» **Written task**:
Could you convert every line of the entries below into a JSON list of strings, one string per line, skipping blank lines and leaving out the pictures?

Boxed element entries:
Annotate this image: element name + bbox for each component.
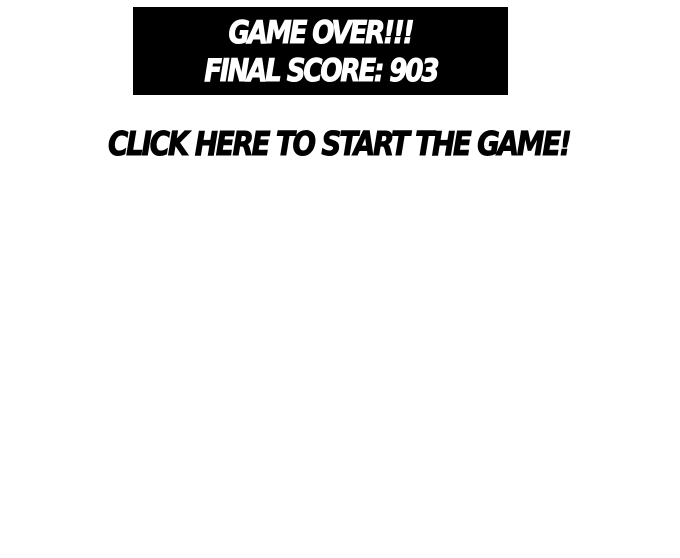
final-score-text: FINAL SCORE: 903 — [203, 53, 439, 90]
start-game-link[interactable]: CLICK HERE TO START THE GAME! — [108, 118, 573, 168]
game-over-title: GAME OVER!!! — [228, 15, 415, 52]
start-game-label: CLICK HERE TO START THE GAME! — [108, 123, 573, 163]
game-over-panel: GAME OVER!!! FINAL SCORE: 903 — [133, 7, 508, 95]
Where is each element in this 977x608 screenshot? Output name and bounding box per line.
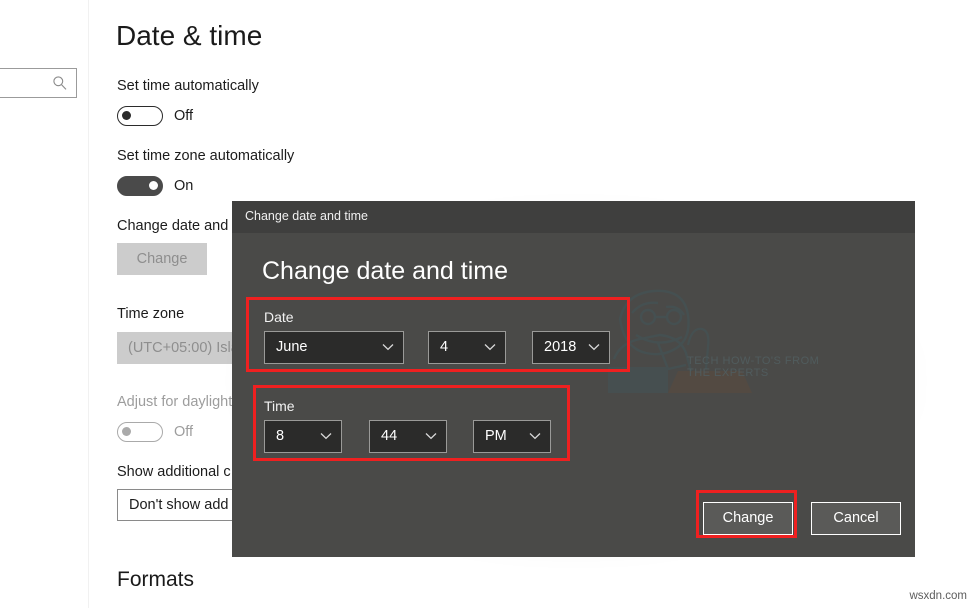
dialog-change-button[interactable]: Change <box>703 502 793 535</box>
chevron-down-icon <box>588 344 600 351</box>
hour-select-value: 8 <box>276 428 285 444</box>
dialog-heading: Change date and time <box>262 257 509 285</box>
set-timezone-automatically-toggle[interactable] <box>117 176 163 196</box>
formats-heading: Formats <box>117 568 195 591</box>
month-select-value: June <box>276 339 308 355</box>
day-select-value: 4 <box>440 339 449 355</box>
change-date-and-time-dialog: Change date and time TECH HOW-TO'S FROM … <box>232 201 915 557</box>
time-zone-label: Time zone <box>117 306 185 322</box>
toggle-knob <box>149 181 158 190</box>
watermark-line-2: THE EXPERTS <box>687 367 769 379</box>
month-select[interactable]: June <box>264 331 404 364</box>
settings-change-button[interactable]: Change <box>117 243 207 275</box>
chevron-down-icon <box>484 344 496 351</box>
hour-select[interactable]: 8 <box>264 420 342 453</box>
dialog-titlebar-text: Change date and time <box>245 209 369 223</box>
watermark-text: TECH HOW-TO'S FROM THE EXPERTS <box>687 355 847 379</box>
additional-calendars-label: Show additional c <box>117 464 231 480</box>
site-watermark: wsxdn.com <box>909 590 967 602</box>
set-timezone-automatically-label: Set time zone automatically <box>117 148 295 164</box>
time-group-legend: Time <box>264 398 295 414</box>
meridiem-select[interactable]: PM <box>473 420 551 453</box>
daylight-saving-label: Adjust for daylight <box>117 394 233 410</box>
dialog-cancel-button[interactable]: Cancel <box>811 502 901 535</box>
date-group-legend: Date <box>264 309 294 325</box>
set-time-automatically-state: Off <box>174 108 194 124</box>
chevron-down-icon <box>320 433 332 440</box>
set-time-automatically-toggle[interactable] <box>117 106 163 126</box>
set-timezone-automatically-state: On <box>174 178 194 194</box>
toggle-knob <box>122 427 131 436</box>
year-select-value: 2018 <box>544 339 577 355</box>
meridiem-select-value: PM <box>485 428 507 444</box>
set-time-automatically-label: Set time automatically <box>117 78 259 94</box>
daylight-saving-toggle[interactable] <box>117 422 163 442</box>
dialog-titlebar: Change date and time <box>232 201 915 233</box>
minute-select[interactable]: 44 <box>369 420 447 453</box>
chevron-down-icon <box>425 433 437 440</box>
minute-select-value: 44 <box>381 428 398 444</box>
day-select[interactable]: 4 <box>428 331 506 364</box>
year-select[interactable]: 2018 <box>532 331 610 364</box>
toggle-knob <box>122 111 131 120</box>
page-title: Date & time <box>116 20 263 51</box>
chevron-down-icon <box>529 433 541 440</box>
daylight-saving-state: Off <box>174 424 194 440</box>
chevron-down-icon <box>382 344 394 351</box>
dialog-body: TECH HOW-TO'S FROM THE EXPERTS Change da… <box>232 233 915 557</box>
watermark-line-1: TECH HOW-TO'S FROM <box>687 355 820 367</box>
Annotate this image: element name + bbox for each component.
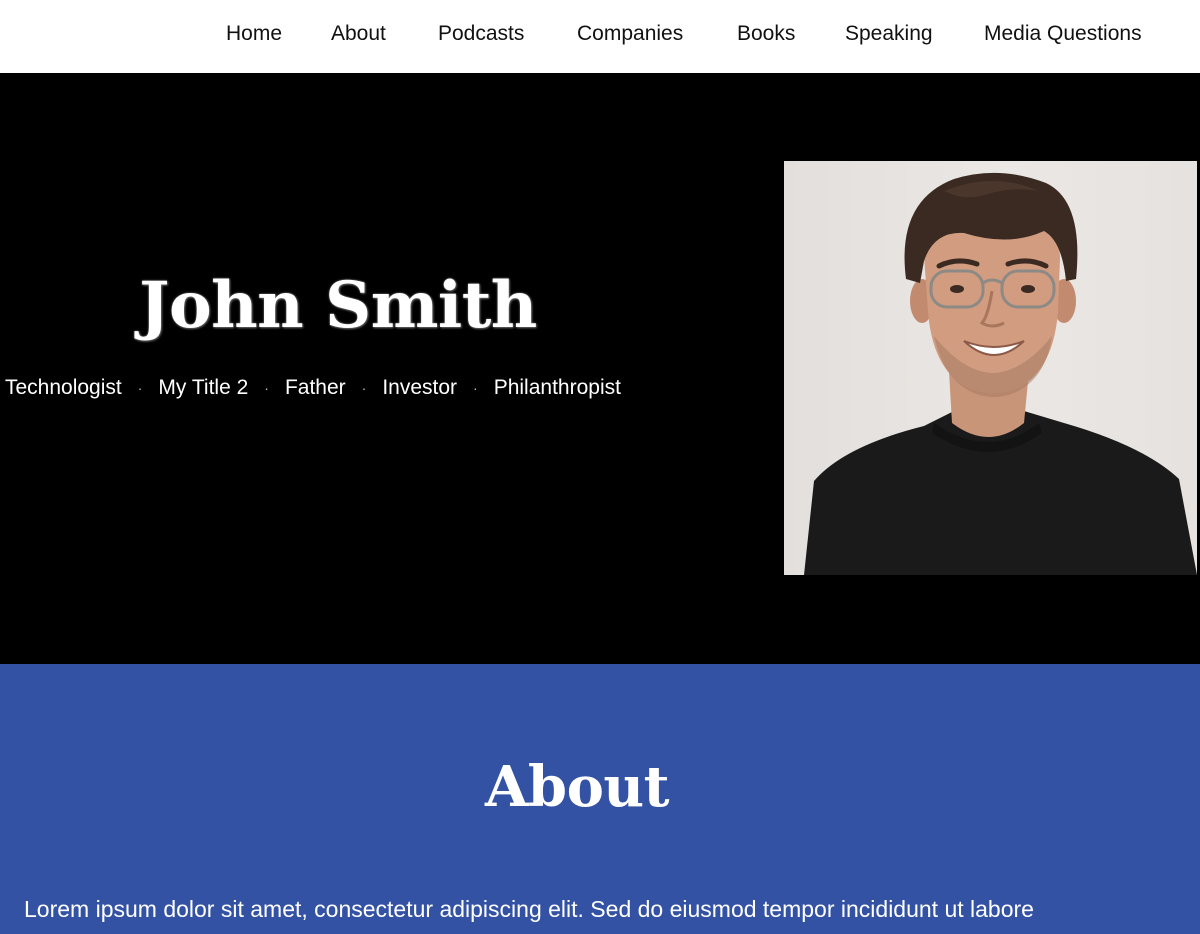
hero-title-item: My Title 2 — [158, 376, 249, 399]
about-heading: About — [484, 754, 670, 820]
hero-title-item: Philanthropist — [493, 376, 621, 399]
nav-link-books[interactable]: Books — [737, 20, 795, 48]
nav-link-companies[interactable]: Companies — [577, 20, 683, 48]
title-separator: · — [473, 380, 478, 396]
nav-link-about[interactable]: About — [331, 20, 386, 48]
title-separator: · — [361, 380, 367, 396]
portrait-photo — [784, 161, 1197, 575]
hero-name: John Smith — [139, 268, 537, 343]
about-body-text: Lorem ipsum dolor sit amet, consectetur … — [24, 896, 1034, 922]
hero-titles: Technologist · My Title 2 · Father · Inv… — [5, 374, 621, 402]
hero-title-item: Investor — [382, 376, 458, 399]
portrait-illustration — [804, 172, 1197, 575]
nav-link-podcasts[interactable]: Podcasts — [438, 20, 524, 48]
hero-title-item: Father — [284, 376, 346, 399]
nav-link-media-questions[interactable]: Media Questions — [984, 20, 1142, 48]
nav-link-speaking[interactable]: Speaking — [845, 20, 933, 48]
title-separator: · — [264, 380, 269, 396]
top-navigation: Home About Podcasts Companies Books Spea… — [0, 0, 1200, 73]
hero-title-item: Technologist — [5, 376, 122, 399]
hero-section: John Smith Technologist · My Title 2 · F… — [0, 73, 1200, 664]
nav-link-home[interactable]: Home — [226, 20, 282, 48]
title-separator: · — [137, 380, 143, 396]
about-section: About Lorem ipsum dolor sit amet, consec… — [0, 664, 1200, 934]
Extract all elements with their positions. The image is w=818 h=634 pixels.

» **The solution**:
[
  "Annotate this image: element name + bbox for each component.",
  "final-score-text: FINAL SCORE: 903 — [203, 53, 439, 90]",
  "start-game-link[interactable]: CLICK HERE TO START THE GAME! — [108, 118, 573, 168]",
  "game-over-title: GAME OVER!!! — [228, 15, 415, 52]",
  "start-game-label: CLICK HERE TO START THE GAME! — [108, 123, 573, 163]",
  "game-over-panel: GAME OVER!!! FINAL SCORE: 903 — [133, 7, 508, 95]",
  "Where is each element in this 977x608 screenshot? Output name and bounding box per line.",
  "dialog-change-button[interactable]: Change <box>703 502 793 535</box>",
  "chevron-down-icon <box>588 344 600 351</box>",
  "hour-select-value: 8 <box>276 428 285 444</box>",
  "dialog-heading: Change date and time <box>262 257 509 285</box>",
  "set-timezone-automatically-toggle[interactable] <box>117 176 163 196</box>",
  "formats-heading: Formats <box>117 568 195 591</box>",
  "month-select-value: June <box>276 339 308 355</box>",
  "day-select-value: 4 <box>440 339 449 355</box>",
  "change-date-and-time-dialog: Change date and time TECH HOW-TO'S FROM … <box>232 201 915 557</box>",
  "time-zone-label: Time zone <box>117 306 185 322</box>",
  "toggle-knob <box>149 181 158 190</box>",
  "watermark-line-2: THE EXPERTS <box>687 367 769 379</box>",
  "month-select[interactable]: June <box>264 331 404 364</box>",
  "settings-change-button[interactable]: Change <box>117 243 207 275</box>",
  "chevron-down-icon <box>484 344 496 351</box>",
  "hour-select[interactable]: 8 <box>264 420 342 453</box>",
  "dialog-titlebar-text: Change date and time <box>245 209 369 223</box>",
  "watermark-text: TECH HOW-TO'S FROM THE EXPERTS <box>687 355 847 379</box>",
  "additional-calendars-label: Show additional c <box>117 464 231 480</box>",
  "site-watermark: wsxdn.com <box>909 590 967 602</box>",
  "set-timezone-automatically-label: Set time zone automatically <box>117 148 295 164</box>",
  "time-group-legend: Time <box>264 398 295 414</box>",
  "meridiem-select[interactable]: PM <box>473 420 551 453</box>",
  "daylight-saving-label: Adjust for daylight <box>117 394 233 410</box>",
  "dialog-cancel-button[interactable]: Cancel <box>811 502 901 535</box>",
  "date-group-legend: Date <box>264 309 294 325</box>",
  "set-time-automatically-state: Off <box>174 108 194 124</box>",
  "chevron-down-icon <box>320 433 332 440</box>",
  "set-time-automatically-toggle[interactable] <box>117 106 163 126</box>",
  "set-timezone-automatically-state: On <box>174 178 194 194</box>",
  "toggle-knob <box>122 427 131 436</box>",
  "year-select-value: 2018 <box>544 339 577 355</box>",
  "meridiem-select-value: PM <box>485 428 507 444</box>",
  "set-time-automatically-label: Set time automatically <box>117 78 259 94</box>",
  "daylight-saving-toggle[interactable] <box>117 422 163 442</box>",
  "dialog-titlebar: Change date and time <box>232 201 915 233</box>",
  "minute-select[interactable]: 44 <box>369 420 447 453</box>",
  "chevron-down-icon <box>425 433 437 440</box>",
  "minute-select-value: 44 <box>381 428 398 444</box>",
  "day-select[interactable]: 4 <box>428 331 506 364</box>",
  "year-select[interactable]: 2018 <box>532 331 610 364</box>",
  "toggle-knob <box>122 111 131 120</box>",
  "page-title: Date & time <box>116 20 263 51</box>",
  "chevron-down-icon <box>529 433 541 440</box>",
  "daylight-saving-state: Off <box>174 424 194 440</box>",
  "chevron-down-icon <box>382 344 394 351</box>",
  "dialog-body: TECH HOW-TO'S FROM THE EXPERTS Change da… <box>232 233 915 557</box>",
  "watermark-line-1: TECH HOW-TO'S FROM <box>687 355 820 367</box>",
  "Annotate this image: element name + bbox for each component.",
  "hero-title-item: My Title 2 — [158, 376, 249, 399]",
  "about-heading: About — [484, 754, 670, 820]",
  "hero-title-item: Philanthropist — [493, 376, 621, 399]",
  "nav-link-books[interactable]: Books — [737, 20, 795, 48]",
  "nav-link-companies[interactable]: Companies — [577, 20, 683, 48]",
  "title-separator: · — [473, 380, 478, 396]",
  "nav-link-about[interactable]: About — [331, 20, 386, 48]",
  "title-separator: · — [361, 380, 367, 396]",
  "portrait-photo — [784, 161, 1197, 575]",
  "hero-name: John Smith — [139, 268, 537, 343]",
  "about-body-text: Lorem ipsum dolor sit amet, consectetur … — [24, 896, 1034, 922]",
  "hero-titles: Technologist · My Title 2 · Father · Inv… — [5, 374, 621, 402]",
  "hero-title-item: Investor — [382, 376, 458, 399]",
  "portrait-illustration — [804, 172, 1197, 575]",
  "nav-link-podcasts[interactable]: Podcasts — [438, 20, 524, 48]",
  "hero-title-item: Father — [284, 376, 346, 399]",
  "nav-link-media-questions[interactable]: Media Questions — [984, 20, 1142, 48]",
  "nav-link-speaking[interactable]: Speaking — [845, 20, 933, 48]",
  "title-separator: · — [264, 380, 269, 396]",
  "top-navigation: Home About Podcasts Companies Books Spea… — [0, 0, 1200, 73]",
  "hero-title-item: Technologist — [5, 376, 122, 399]",
  "hero-section: John Smith Technologist · My Title 2 · F… — [0, 73, 1200, 664]",
  "nav-link-home[interactable]: Home — [226, 20, 282, 48]",
  "title-separator: · — [137, 380, 143, 396]",
  "about-section: About Lorem ipsum dolor sit amet, consec… — [0, 664, 1200, 934]",
  "Extract all elements with their positions. The image is w=818 h=634 pixels."
]